---- SELECTED EXCERPT

BOSTON—In a new study, Dana-Farber Cancer Institute scientists disprove a century-old theory about why cancer cells often have too many or too few chromosomes, and show that the actual reason may hold the key to a novel approach to cancer therapy.
Since the late 19th century, scientists have attributed the surplus or shortage of intact chromosomes in cancer cells to a kind of fragmentation in cell division: instead of dividing neatly into two identical daughter cells, as normal cells do, cancer cells were thought to frequently split into three or four cells, each with a motley assortment of chromosomes. This explosive division was thought to occur because many cancer cells have extra centrosomes, tiny circular structures that help pairs of chromosomes line up in preparation for cell division.
When study lead author Neil Ganem, PhD, of Dana-Farber used newly developed microscope equipment to watch living cancer cells for a week or more, he found that not only were such abnormal divisions quite rare, but the resulting daughter cells were so discombobulated by their chromosomal quirks, they generally survived for only a few days – far too briefly to deliver abnormal chromosome content to a tumor.
The way that extra centrosomes do cause chromosome instability, Ganem and his colleagues have discovered, is by setting up a tug-of-war for chromosomes that are eventually caught between newly forming daughter cells of a dividing cancer cell. In normal cells, which have two centrosomes, division occurs as the pairs of chromosomes split neatly apart, like halves of a zipper, each set moving into one of the daughter cells. The extra centrosomes in cancer cells exert an unequal pull on some chromosomes, causing the daughter cells to inherit an irregular number of them – explaining, in part, why tumors are often filled with cells of varying quantities of chromosomes.
Their findings are reported in the journal Nature as an advanced online publication.

--------
---- PROVIDED RECORDS

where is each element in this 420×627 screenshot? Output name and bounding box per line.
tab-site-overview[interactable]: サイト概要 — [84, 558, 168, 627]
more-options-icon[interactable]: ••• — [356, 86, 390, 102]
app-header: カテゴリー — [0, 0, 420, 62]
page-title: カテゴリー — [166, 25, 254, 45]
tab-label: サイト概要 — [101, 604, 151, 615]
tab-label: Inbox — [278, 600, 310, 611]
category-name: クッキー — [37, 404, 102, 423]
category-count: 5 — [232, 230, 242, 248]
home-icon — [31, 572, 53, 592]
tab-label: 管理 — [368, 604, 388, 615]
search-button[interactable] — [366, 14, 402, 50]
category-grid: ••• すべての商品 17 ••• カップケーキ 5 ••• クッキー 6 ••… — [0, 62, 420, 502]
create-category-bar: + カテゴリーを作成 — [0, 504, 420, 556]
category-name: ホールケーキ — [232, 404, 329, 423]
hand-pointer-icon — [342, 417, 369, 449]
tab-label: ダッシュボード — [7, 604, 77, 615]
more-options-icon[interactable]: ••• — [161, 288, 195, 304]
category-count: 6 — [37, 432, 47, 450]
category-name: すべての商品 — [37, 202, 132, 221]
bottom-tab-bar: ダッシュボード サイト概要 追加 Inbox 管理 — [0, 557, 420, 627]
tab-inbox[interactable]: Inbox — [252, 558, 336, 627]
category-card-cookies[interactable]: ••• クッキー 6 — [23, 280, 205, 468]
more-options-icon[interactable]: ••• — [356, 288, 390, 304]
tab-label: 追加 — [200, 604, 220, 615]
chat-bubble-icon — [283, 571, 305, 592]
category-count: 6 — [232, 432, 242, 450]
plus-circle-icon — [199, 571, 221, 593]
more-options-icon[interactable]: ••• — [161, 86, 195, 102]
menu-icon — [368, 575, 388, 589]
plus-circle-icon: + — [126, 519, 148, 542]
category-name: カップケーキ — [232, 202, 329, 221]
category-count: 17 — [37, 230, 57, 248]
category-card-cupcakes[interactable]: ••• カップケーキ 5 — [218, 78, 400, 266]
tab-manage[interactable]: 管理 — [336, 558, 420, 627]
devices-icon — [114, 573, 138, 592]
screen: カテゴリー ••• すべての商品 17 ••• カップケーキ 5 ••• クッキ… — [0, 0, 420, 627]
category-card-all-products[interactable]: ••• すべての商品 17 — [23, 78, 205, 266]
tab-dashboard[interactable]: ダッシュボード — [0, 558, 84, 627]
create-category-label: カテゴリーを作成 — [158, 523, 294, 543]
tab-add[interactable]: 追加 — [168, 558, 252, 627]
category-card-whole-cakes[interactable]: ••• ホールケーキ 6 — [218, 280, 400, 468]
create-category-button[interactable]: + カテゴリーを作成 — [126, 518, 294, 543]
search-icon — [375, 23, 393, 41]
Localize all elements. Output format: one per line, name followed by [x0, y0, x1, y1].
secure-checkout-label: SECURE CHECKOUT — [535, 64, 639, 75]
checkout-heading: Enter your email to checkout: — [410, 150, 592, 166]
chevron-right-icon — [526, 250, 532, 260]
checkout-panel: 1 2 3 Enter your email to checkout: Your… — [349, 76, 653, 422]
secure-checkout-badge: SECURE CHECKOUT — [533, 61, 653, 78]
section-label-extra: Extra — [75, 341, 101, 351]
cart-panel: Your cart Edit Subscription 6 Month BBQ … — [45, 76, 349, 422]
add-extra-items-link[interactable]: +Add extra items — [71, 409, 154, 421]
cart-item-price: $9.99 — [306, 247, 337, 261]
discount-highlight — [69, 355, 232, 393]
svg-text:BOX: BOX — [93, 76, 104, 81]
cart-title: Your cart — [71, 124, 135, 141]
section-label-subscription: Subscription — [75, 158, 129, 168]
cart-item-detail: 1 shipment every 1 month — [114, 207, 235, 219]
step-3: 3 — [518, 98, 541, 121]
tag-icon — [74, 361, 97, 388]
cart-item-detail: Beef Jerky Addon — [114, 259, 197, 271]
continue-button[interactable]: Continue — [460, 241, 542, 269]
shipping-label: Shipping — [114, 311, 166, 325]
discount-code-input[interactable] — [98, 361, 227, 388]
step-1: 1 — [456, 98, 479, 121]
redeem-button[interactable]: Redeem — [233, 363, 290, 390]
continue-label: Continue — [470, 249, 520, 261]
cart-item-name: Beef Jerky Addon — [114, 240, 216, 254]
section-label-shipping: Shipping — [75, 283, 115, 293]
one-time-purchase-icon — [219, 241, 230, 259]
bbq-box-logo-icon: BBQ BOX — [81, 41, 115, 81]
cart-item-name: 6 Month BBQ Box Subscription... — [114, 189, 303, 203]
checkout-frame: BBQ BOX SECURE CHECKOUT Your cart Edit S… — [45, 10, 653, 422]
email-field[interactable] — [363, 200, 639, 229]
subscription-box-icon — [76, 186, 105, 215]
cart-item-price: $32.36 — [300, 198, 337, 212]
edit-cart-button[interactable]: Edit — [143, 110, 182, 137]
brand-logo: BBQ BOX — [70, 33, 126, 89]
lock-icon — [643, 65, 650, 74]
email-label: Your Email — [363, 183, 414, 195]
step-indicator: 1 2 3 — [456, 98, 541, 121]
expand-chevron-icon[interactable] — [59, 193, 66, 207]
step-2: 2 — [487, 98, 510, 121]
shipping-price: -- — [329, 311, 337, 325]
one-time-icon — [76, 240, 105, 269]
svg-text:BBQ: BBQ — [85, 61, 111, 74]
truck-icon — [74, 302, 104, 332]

--------

◆ **EXERCISE DETAILS**
List every proper name of a place, person, institution, or journal that appears in the text on cancer cell chromosomes. The rows are taken from a different source than the text.

◆ **ANSWER BOX**
- Boston
- Dana-Farber Cancer Institute
- Neil Ganem
- Nature